Recorded data
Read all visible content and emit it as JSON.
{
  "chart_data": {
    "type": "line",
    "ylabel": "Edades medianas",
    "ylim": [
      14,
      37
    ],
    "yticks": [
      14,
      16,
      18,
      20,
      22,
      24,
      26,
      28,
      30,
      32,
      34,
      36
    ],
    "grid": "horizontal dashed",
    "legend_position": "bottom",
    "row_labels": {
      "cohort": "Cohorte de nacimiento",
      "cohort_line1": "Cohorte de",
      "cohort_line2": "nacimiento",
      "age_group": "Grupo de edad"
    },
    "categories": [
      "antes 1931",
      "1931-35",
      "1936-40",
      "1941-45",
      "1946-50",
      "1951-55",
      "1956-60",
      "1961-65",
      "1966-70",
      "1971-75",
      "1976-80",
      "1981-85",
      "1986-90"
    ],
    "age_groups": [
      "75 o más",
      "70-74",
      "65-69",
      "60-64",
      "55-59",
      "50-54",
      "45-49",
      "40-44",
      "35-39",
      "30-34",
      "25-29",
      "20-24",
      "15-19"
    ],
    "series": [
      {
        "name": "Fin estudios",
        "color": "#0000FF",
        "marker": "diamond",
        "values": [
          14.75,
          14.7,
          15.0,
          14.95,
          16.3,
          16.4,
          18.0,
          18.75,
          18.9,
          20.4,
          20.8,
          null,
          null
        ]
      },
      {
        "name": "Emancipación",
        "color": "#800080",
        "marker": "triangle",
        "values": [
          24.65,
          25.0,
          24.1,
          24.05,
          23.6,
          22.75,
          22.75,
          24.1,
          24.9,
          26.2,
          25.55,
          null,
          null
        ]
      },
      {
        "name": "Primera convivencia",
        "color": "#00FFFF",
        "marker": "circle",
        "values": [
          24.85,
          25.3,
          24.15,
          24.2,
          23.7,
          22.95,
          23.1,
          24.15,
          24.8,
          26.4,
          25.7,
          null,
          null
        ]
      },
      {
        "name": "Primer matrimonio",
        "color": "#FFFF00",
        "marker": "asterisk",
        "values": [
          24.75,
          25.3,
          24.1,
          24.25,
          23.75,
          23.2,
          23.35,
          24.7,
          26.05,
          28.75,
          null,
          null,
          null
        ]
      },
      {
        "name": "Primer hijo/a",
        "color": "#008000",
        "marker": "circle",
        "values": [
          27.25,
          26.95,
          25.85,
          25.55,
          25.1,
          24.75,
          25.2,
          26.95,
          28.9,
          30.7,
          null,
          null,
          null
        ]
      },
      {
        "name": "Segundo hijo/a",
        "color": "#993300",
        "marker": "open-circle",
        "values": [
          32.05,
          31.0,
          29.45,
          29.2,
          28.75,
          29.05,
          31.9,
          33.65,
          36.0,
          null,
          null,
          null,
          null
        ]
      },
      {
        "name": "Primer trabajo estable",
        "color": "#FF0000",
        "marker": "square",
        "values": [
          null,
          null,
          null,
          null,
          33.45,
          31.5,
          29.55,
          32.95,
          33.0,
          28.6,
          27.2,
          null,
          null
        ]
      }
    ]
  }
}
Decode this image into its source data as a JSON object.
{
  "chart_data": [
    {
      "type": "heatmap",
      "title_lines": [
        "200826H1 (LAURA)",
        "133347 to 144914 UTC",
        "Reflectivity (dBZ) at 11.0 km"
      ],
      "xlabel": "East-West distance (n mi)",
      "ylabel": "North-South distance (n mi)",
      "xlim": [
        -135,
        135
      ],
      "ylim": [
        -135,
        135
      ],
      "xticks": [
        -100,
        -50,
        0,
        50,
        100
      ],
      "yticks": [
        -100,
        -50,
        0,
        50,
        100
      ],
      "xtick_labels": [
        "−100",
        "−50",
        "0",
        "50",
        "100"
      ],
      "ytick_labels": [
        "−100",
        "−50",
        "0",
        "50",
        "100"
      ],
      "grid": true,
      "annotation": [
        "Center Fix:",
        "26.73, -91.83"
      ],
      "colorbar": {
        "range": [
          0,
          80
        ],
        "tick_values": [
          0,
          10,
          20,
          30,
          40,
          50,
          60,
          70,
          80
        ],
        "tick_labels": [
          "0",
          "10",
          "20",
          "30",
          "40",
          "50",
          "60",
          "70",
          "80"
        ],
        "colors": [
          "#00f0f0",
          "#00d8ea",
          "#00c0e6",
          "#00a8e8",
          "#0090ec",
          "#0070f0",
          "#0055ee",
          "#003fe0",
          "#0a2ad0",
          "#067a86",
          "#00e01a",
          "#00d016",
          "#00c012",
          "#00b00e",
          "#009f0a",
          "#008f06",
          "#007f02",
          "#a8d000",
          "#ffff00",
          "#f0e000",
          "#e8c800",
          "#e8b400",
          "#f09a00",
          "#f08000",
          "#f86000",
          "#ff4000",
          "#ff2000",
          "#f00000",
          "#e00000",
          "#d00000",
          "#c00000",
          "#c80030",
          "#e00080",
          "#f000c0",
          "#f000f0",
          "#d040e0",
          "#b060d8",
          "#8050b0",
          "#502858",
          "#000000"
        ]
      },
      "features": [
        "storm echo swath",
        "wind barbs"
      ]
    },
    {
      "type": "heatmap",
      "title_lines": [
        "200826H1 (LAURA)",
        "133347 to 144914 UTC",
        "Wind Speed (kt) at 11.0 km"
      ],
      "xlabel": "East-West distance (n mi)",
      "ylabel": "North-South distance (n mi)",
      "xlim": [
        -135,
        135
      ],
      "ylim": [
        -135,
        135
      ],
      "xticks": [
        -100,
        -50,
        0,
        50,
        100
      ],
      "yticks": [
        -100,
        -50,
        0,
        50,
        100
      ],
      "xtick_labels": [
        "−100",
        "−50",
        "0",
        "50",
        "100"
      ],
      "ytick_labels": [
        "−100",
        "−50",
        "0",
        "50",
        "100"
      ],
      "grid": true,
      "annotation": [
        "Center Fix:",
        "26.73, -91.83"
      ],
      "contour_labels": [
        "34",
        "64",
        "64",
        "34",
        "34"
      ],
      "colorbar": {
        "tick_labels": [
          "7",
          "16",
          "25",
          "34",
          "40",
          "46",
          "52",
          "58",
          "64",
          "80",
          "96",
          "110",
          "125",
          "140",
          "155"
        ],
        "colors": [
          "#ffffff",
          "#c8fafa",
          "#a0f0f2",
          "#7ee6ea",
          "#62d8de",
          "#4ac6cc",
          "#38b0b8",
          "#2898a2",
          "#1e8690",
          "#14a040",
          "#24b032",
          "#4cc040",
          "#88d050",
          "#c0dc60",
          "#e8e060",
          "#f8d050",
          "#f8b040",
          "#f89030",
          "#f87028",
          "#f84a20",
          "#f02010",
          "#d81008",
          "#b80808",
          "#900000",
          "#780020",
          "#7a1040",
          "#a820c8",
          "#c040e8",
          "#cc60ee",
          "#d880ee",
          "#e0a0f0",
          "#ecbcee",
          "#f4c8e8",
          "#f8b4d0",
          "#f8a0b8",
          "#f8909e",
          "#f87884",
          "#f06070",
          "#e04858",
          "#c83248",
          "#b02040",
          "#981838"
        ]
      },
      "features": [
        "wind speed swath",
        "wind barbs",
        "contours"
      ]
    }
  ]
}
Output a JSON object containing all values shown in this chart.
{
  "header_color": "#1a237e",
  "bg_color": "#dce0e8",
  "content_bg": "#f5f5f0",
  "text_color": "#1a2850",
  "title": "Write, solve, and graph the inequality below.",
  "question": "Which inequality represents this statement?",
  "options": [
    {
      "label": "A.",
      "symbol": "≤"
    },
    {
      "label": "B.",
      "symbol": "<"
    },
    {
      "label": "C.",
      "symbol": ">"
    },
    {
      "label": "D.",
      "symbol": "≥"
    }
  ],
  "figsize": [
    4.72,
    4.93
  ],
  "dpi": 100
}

- [REQUIREMENT] Report the number of lines holding the string "JSON", without any other words.

- [SOLVED PROBLEM] 3